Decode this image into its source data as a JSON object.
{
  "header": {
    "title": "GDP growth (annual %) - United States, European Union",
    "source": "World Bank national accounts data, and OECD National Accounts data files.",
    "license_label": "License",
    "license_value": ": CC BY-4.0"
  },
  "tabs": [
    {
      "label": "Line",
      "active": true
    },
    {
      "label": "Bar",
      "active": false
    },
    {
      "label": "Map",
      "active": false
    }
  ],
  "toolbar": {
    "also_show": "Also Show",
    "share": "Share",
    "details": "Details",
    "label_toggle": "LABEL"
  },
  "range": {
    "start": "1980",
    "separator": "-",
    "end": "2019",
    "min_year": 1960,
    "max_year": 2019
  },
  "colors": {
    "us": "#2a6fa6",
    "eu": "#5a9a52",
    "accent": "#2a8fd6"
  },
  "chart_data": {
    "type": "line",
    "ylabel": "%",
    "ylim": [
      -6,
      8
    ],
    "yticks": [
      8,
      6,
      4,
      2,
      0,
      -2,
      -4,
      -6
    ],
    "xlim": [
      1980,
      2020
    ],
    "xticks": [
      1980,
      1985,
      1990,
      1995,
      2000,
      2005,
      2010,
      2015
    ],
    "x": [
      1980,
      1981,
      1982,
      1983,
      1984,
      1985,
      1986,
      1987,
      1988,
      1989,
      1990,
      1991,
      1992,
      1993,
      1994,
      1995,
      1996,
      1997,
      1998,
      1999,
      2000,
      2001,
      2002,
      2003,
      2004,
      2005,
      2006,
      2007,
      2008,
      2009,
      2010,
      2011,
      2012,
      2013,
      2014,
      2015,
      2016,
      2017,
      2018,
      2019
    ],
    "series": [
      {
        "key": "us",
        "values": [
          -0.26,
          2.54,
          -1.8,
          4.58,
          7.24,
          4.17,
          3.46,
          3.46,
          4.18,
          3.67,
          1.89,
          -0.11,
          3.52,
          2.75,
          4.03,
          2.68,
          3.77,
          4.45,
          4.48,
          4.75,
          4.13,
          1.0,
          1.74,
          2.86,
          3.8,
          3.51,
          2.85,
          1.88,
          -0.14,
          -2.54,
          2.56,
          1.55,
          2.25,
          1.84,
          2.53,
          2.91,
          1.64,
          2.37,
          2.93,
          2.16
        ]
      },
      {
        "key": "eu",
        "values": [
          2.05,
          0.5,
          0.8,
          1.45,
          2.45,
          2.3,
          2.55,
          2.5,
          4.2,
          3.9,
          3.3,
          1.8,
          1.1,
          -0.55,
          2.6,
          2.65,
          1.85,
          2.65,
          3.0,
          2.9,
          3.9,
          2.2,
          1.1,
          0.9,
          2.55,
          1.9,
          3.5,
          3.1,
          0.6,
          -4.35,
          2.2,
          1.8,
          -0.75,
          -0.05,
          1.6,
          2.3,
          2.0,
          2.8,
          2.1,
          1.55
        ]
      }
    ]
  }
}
◇ ◇ ◇
WHAT NEEDS TO BE DONE -> From the listing above, return each line with the word "source".

REPLY TO THE TASK ->
Decode this image into its source data as a JSON object.
    "source": "World Bank national accounts data, and OECD National Accounts data files.",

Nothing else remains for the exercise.